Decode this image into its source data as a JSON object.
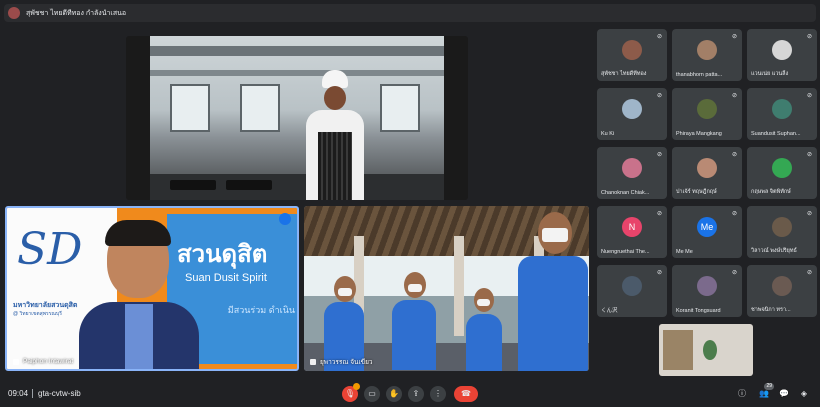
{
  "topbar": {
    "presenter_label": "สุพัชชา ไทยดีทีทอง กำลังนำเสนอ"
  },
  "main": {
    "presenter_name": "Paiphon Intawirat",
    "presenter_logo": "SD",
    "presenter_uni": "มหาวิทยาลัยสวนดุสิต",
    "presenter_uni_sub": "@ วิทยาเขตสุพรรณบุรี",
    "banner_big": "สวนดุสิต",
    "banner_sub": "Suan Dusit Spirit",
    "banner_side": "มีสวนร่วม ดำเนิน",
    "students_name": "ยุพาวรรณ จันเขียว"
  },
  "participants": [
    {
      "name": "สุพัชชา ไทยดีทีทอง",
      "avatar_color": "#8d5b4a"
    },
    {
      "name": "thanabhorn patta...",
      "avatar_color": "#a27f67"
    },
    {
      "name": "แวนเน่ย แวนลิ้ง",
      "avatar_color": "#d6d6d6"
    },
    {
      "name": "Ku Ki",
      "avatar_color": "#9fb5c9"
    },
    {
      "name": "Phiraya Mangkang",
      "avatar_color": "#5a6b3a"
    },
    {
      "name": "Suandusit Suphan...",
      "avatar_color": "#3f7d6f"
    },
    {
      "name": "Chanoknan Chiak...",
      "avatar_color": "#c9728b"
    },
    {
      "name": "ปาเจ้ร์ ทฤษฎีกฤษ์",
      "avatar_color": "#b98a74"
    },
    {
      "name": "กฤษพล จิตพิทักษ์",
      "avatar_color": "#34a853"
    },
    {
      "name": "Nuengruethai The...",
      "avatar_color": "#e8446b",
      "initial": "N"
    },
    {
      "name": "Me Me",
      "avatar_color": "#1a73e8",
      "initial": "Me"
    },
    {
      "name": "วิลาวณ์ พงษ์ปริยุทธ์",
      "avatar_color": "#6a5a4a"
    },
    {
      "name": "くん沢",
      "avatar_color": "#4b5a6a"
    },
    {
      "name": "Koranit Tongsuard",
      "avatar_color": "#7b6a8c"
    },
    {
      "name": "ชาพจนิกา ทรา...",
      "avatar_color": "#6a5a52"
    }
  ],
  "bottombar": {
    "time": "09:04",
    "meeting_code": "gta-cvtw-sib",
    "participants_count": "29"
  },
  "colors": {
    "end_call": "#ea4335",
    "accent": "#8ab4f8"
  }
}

+++

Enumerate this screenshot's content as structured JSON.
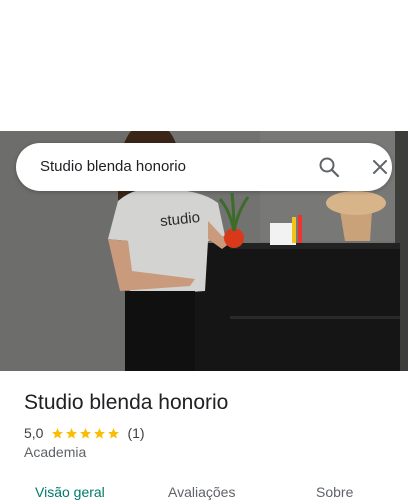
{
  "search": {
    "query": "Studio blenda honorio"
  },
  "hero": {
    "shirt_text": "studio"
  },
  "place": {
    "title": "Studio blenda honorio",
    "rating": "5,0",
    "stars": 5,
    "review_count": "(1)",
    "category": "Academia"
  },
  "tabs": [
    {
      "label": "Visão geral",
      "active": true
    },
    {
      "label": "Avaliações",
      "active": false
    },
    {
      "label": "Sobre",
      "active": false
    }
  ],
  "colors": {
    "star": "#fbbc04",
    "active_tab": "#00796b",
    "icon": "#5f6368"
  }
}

+++

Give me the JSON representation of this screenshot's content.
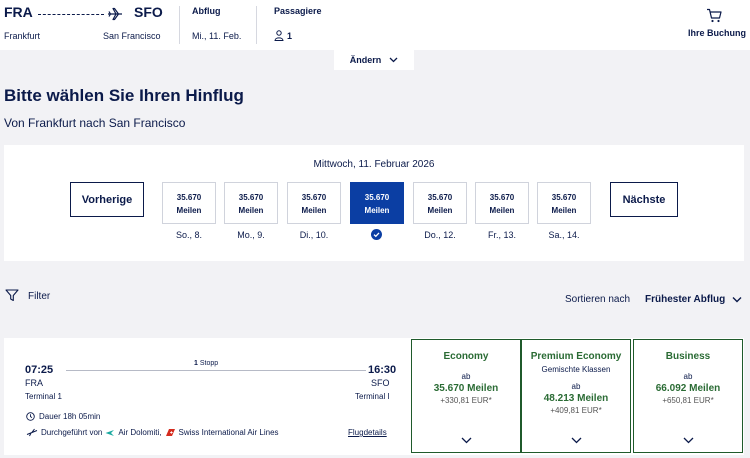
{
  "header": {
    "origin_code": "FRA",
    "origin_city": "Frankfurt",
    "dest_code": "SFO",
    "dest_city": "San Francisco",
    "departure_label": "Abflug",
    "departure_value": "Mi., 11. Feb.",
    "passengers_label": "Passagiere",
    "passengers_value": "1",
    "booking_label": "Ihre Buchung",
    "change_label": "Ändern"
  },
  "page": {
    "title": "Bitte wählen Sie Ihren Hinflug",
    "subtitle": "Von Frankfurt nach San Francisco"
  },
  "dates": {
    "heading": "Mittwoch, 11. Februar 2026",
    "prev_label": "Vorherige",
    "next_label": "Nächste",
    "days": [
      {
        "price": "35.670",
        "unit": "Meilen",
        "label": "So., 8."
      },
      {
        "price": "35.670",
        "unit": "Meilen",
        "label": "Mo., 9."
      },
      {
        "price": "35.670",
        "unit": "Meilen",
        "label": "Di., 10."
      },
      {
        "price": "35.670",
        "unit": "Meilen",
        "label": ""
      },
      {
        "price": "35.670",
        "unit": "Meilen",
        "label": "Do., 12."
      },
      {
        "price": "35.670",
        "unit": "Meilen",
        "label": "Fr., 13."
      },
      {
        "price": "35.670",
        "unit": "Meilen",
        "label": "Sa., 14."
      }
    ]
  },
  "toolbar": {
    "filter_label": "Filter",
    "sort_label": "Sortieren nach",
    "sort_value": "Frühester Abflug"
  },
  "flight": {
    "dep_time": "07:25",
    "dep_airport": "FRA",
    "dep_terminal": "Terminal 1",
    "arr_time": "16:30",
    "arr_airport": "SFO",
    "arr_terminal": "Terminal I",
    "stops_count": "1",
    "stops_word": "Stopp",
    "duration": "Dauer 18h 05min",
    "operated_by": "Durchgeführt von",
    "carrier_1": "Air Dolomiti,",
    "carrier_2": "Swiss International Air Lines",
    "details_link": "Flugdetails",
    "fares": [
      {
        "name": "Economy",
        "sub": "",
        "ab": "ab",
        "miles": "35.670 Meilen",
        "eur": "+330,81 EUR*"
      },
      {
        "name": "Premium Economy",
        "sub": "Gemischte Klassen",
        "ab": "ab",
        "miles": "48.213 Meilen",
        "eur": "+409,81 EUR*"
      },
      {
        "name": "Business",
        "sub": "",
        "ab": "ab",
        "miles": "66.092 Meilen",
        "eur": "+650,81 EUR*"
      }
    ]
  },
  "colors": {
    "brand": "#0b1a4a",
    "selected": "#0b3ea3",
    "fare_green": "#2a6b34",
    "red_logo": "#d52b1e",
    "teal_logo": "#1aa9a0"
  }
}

+++

Look through the records and gather each line with the word "honorio".

    "query": "Studio blenda honorio"
    "title": "Studio blenda honorio",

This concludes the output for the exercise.